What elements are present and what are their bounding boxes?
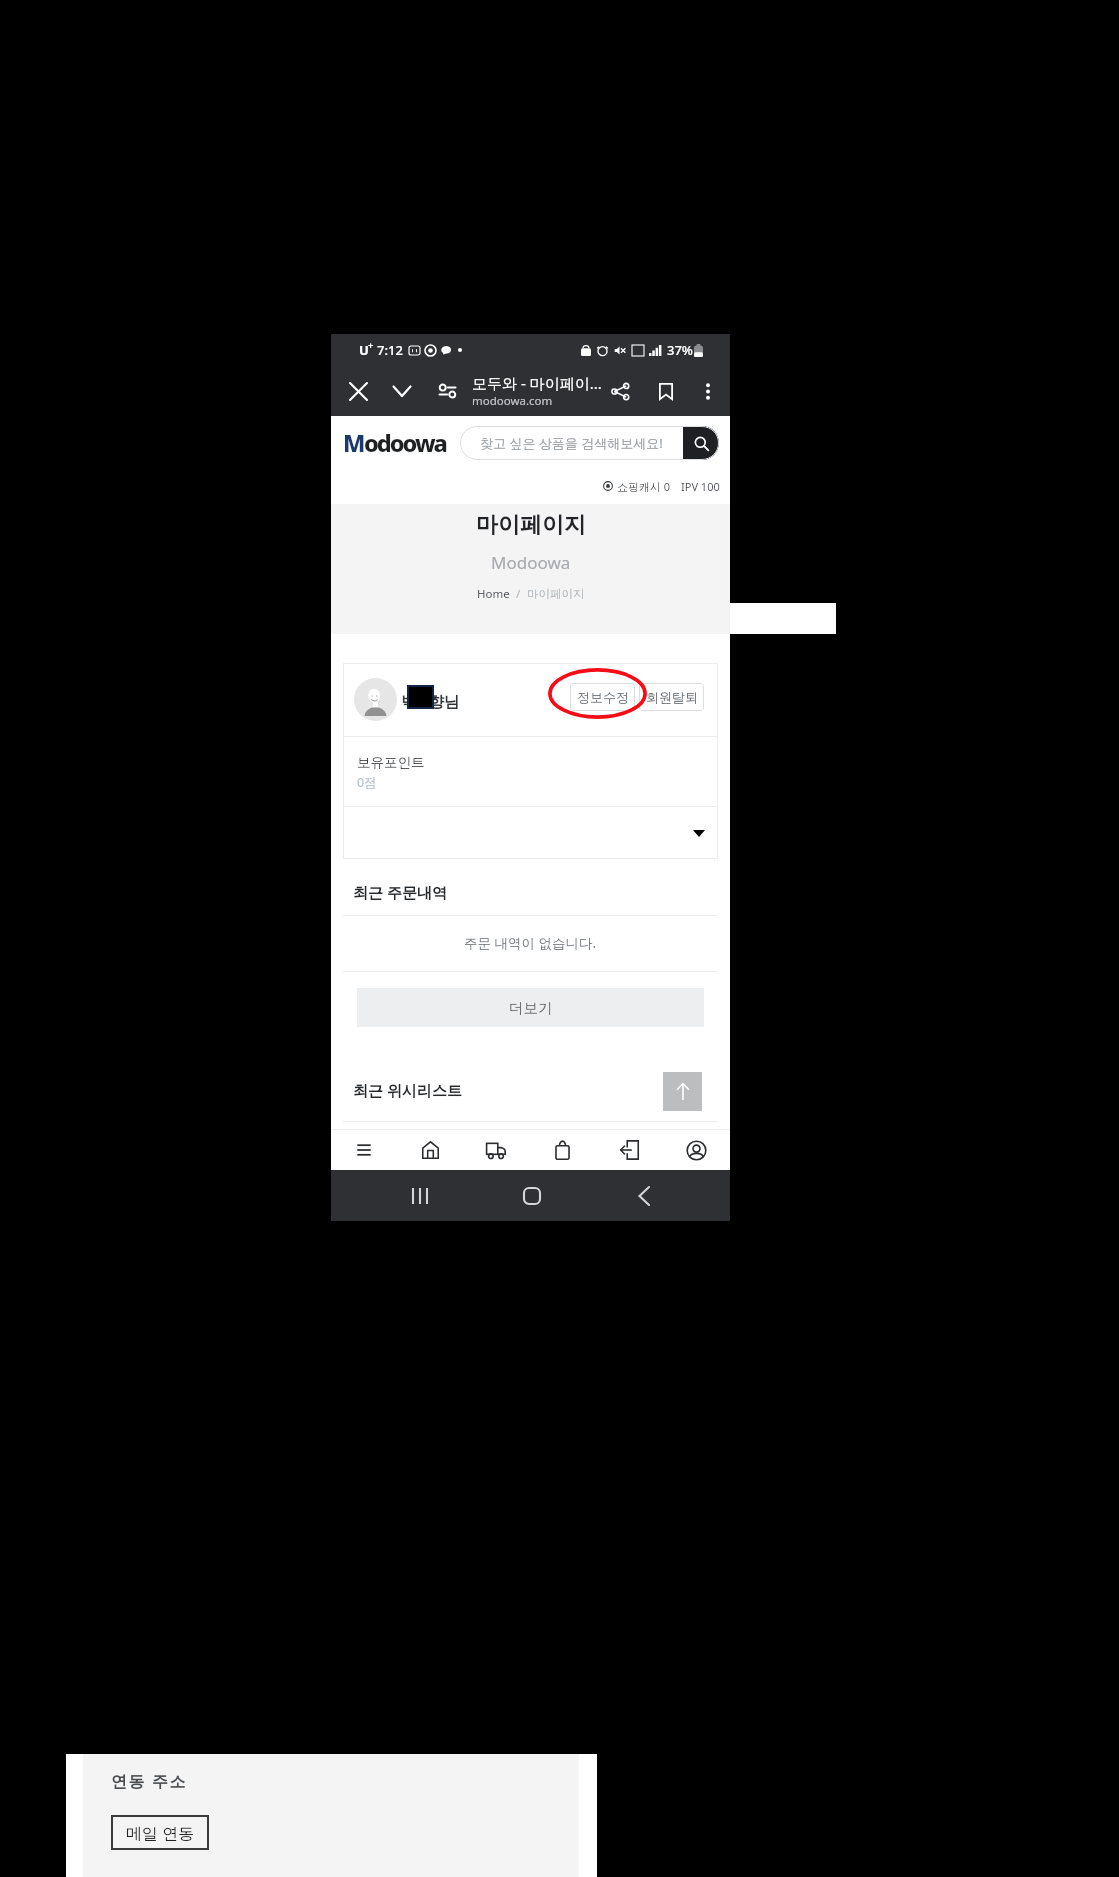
staticText: 쇼핑캐시 0 — [617, 479, 671, 494]
staticText: odoowa — [364, 427, 446, 459]
staticText: 연동 주소 — [111, 1770, 188, 1792]
button[interactable]: Home — [397, 1130, 463, 1170]
button[interactable]: 정보수정 — [570, 683, 635, 711]
button[interactable]: Share — [602, 371, 638, 411]
button[interactable]: Minimize — [385, 374, 419, 408]
staticText: Home — [477, 586, 510, 602]
button[interactable]: Delivery — [463, 1130, 529, 1170]
staticText: 박 향님 — [401, 690, 460, 711]
staticText: 37% — [667, 341, 693, 359]
staticText: / — [510, 586, 527, 602]
staticText: 마이페이지 — [476, 511, 586, 539]
button[interactable]: More options — [690, 371, 726, 411]
staticText: 정보수정 — [577, 689, 629, 705]
staticText: 보유포인트 — [357, 754, 425, 771]
button[interactable]: Back — [626, 1170, 662, 1221]
staticText: 마이페이지 — [527, 587, 585, 601]
staticText: 더보기 — [509, 999, 553, 1017]
button[interactable]: Expand — [687, 821, 711, 845]
button[interactable]: Bookmark — [648, 371, 684, 411]
button[interactable]: Menu — [331, 1130, 397, 1170]
button[interactable]: 회원탈퇴 — [639, 683, 704, 711]
button[interactable]: Scroll to top — [663, 1072, 702, 1111]
staticText: 0점 — [357, 774, 377, 791]
button[interactable]: Home — [514, 1170, 550, 1221]
button[interactable]: M — [343, 427, 446, 459]
button[interactable]: Recents — [402, 1170, 438, 1221]
staticText: 메일 연동 — [126, 1822, 195, 1844]
button[interactable]: 메일 연동 — [111, 1815, 209, 1850]
staticText: 최근 위시리스트 — [353, 1080, 462, 1100]
staticText: + — [368, 339, 374, 351]
button[interactable]: Close — [341, 374, 375, 408]
staticText: 모두와 - 마이페이... — [472, 373, 602, 393]
button[interactable]: Search — [683, 426, 719, 460]
staticText: M — [343, 427, 364, 459]
staticText: U — [359, 341, 369, 359]
staticText: Modoowa — [491, 551, 571, 574]
button[interactable]: 더보기 — [357, 988, 704, 1027]
staticText: 주문 내역이 없습니다. — [464, 934, 597, 952]
staticText: modoowa.com — [472, 393, 553, 409]
staticText: 회원탈퇴 — [646, 689, 698, 705]
button[interactable]: Logout — [596, 1130, 663, 1170]
button[interactable]: 최근 주문내역 — [353, 872, 730, 912]
staticText: 최근 주문내역 — [353, 882, 447, 902]
button[interactable]: Page info — [430, 374, 464, 408]
staticText: 7:12 — [377, 341, 403, 359]
button[interactable]: 찾고 싶은 상품을 검색해보세요! — [460, 426, 719, 460]
staticText: IPV 100 — [681, 479, 720, 494]
staticText: 찾고 싶은 상품을 검색해보세요! — [480, 434, 663, 452]
button[interactable]: Shopping bag — [529, 1130, 596, 1170]
button[interactable]: Account — [663, 1130, 730, 1170]
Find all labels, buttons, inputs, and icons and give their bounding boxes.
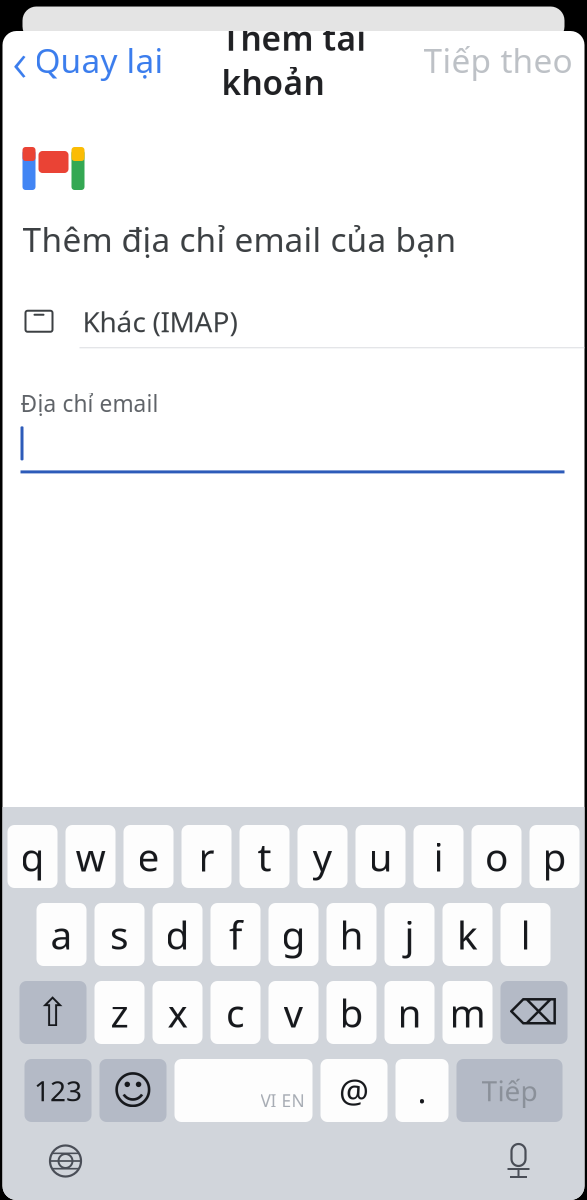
staticText: Thêm địa chỉ email của bạn [22,217,456,261]
staticText: z [110,987,128,1038]
button[interactable]: l [500,903,550,966]
staticText: Quay lại [34,38,164,82]
staticText: t [258,831,272,882]
staticText: x [168,987,188,1038]
button[interactable]: q [8,825,58,888]
staticText: q [20,831,44,882]
button[interactable]: Change keyboard [2,1139,88,1183]
staticText: e [138,831,160,882]
button[interactable]: 123 [24,1059,92,1122]
staticText: l [520,909,530,960]
staticText: c [226,987,245,1038]
staticText: Thêm tài khoản [222,16,366,104]
button[interactable]: Emoji [100,1059,166,1122]
staticText: VI EN [260,1089,304,1112]
staticText: i [434,831,444,882]
button[interactable]: v [268,981,318,1044]
button[interactable]: d [152,903,202,966]
staticText: y [312,831,332,882]
staticText: Khác (IMAP) [82,303,238,340]
staticText: Tiếp [482,1072,538,1109]
button[interactable]: x [152,981,202,1044]
staticText: Tiếp theo [424,38,572,82]
staticText: ⌫ [510,993,558,1032]
staticText: Địa chỉ email [20,388,158,418]
staticText: ⇧ [36,990,70,1035]
button[interactable]: m [442,981,492,1044]
button[interactable]: p [530,825,580,888]
button[interactable]: Tiếp theo [424,30,584,90]
staticText: m [450,987,486,1038]
button[interactable]: . [396,1059,448,1122]
staticText: s [110,909,129,960]
staticText: a [50,909,72,960]
button[interactable]: j [384,903,434,966]
button[interactable]: b [326,981,376,1044]
button[interactable]: a [36,903,86,966]
button[interactable]: Delete [500,981,568,1044]
staticText: k [457,909,478,960]
staticText: u [368,831,392,882]
button[interactable]: Shift [20,981,86,1044]
button[interactable]: ‹ [2,15,164,105]
button[interactable]: Space [174,1059,312,1122]
button[interactable]: Tiếp [456,1059,562,1122]
staticText: b [340,987,364,1038]
button[interactable]: Khác (IMAP) [2,295,584,348]
button[interactable]: e [124,825,174,888]
button[interactable]: r [182,825,232,888]
button[interactable]: c [210,981,260,1044]
button[interactable]: h [326,903,376,966]
staticText: g [282,909,306,960]
staticText: . [418,1068,426,1113]
button[interactable]: @ [320,1059,388,1122]
staticText: o [485,831,508,882]
staticText: r [198,831,214,882]
staticText: p [542,831,566,882]
staticText: h [340,909,364,960]
staticText: d [166,909,190,960]
staticText: ‹ [12,23,28,97]
button[interactable]: u [356,825,406,888]
button[interactable]: g [268,903,318,966]
staticText: w [76,831,106,882]
button[interactable]: k [442,903,492,966]
staticText: @ [339,1068,369,1113]
button[interactable]: s [94,903,144,966]
button[interactable]: y [298,825,348,888]
button[interactable]: f [210,903,260,966]
button[interactable]: t [240,825,290,888]
button[interactable]: o [472,825,522,888]
button[interactable]: Dictate [496,1139,584,1183]
staticText: f [229,909,242,960]
button[interactable]: w [66,825,116,888]
staticText: 123 [34,1072,82,1109]
staticText: n [398,987,422,1038]
staticText: j [404,909,414,960]
button[interactable]: i [414,825,464,888]
staticText: ☺ [112,1068,154,1113]
staticText: v [284,987,304,1038]
button[interactable]: z [94,981,144,1044]
button[interactable]: n [384,981,434,1044]
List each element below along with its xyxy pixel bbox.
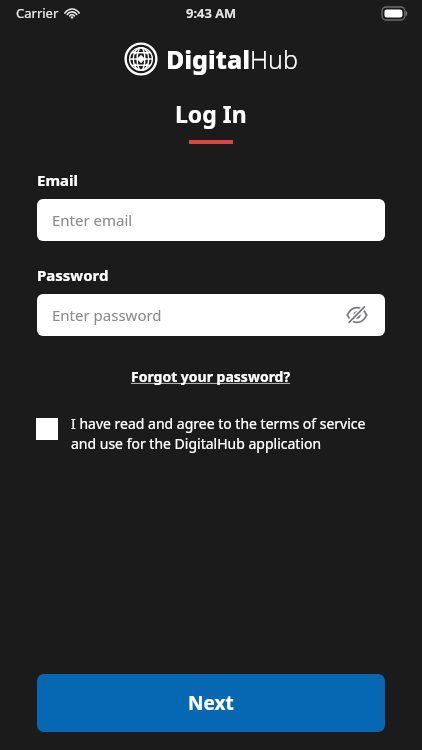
button[interactable]: Show password: [344, 302, 370, 328]
staticText: Password: [37, 265, 109, 285]
staticText: Log In: [175, 98, 247, 129]
staticText: Forgot your password?: [131, 367, 291, 386]
staticText: Digital: [166, 42, 250, 76]
staticText: Next: [188, 690, 234, 716]
staticText: Enter email: [52, 210, 133, 230]
staticText: I have read and agree to the terms of se…: [71, 414, 392, 454]
staticText: Hub: [250, 42, 298, 76]
staticText: Enter password: [52, 305, 162, 325]
button[interactable]: Agree to terms of service: [0, 412, 422, 456]
staticText: Email: [37, 170, 78, 190]
button[interactable]: Forgot your password?: [125, 363, 297, 390]
button[interactable]: Enter email: [37, 199, 385, 241]
button[interactable]: Next: [37, 674, 385, 732]
staticText: 9:43 AM: [186, 4, 237, 22]
button[interactable]: Enter password: [37, 294, 385, 336]
staticText: Carrier: [16, 4, 59, 22]
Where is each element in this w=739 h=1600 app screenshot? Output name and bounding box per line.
++++++++++++++++++++
Exercise requirements
Starting at the line that contains "button[interactable]: Show password: [344, 302, 370, 328]" and stopping after the last line, write those lines as a JSON list of strings, one string per line. Leave out any blank lines.

Task solution
[
  "button[interactable]: Show password: [344, 302, 370, 328]",
  "staticText: Password: [37, 265, 109, 285]",
  "staticText: Log In: [175, 98, 247, 129]",
  "staticText: Forgot your password?: [131, 367, 291, 386]",
  "staticText: Digital: [166, 42, 250, 76]",
  "staticText: Next: [188, 690, 234, 716]",
  "staticText: Enter email: [52, 210, 133, 230]",
  "staticText: I have read and agree to the terms of se…: [71, 414, 392, 454]",
  "staticText: Hub: [250, 42, 298, 76]",
  "staticText: Enter password: [52, 305, 162, 325]",
  "button[interactable]: Agree to terms of service: [0, 412, 422, 456]",
  "staticText: Email: [37, 170, 78, 190]",
  "button[interactable]: Forgot your password?: [125, 363, 297, 390]",
  "button[interactable]: Enter email: [37, 199, 385, 241]",
  "button[interactable]: Next: [37, 674, 385, 732]",
  "staticText: 9:43 AM: [186, 4, 237, 22]",
  "button[interactable]: Enter password: [37, 294, 385, 336]",
  "staticText: Carrier: [16, 4, 59, 22]",
  "Where is each element in this w=739 h=1600 app screenshot? Output name and bounding box per line."
]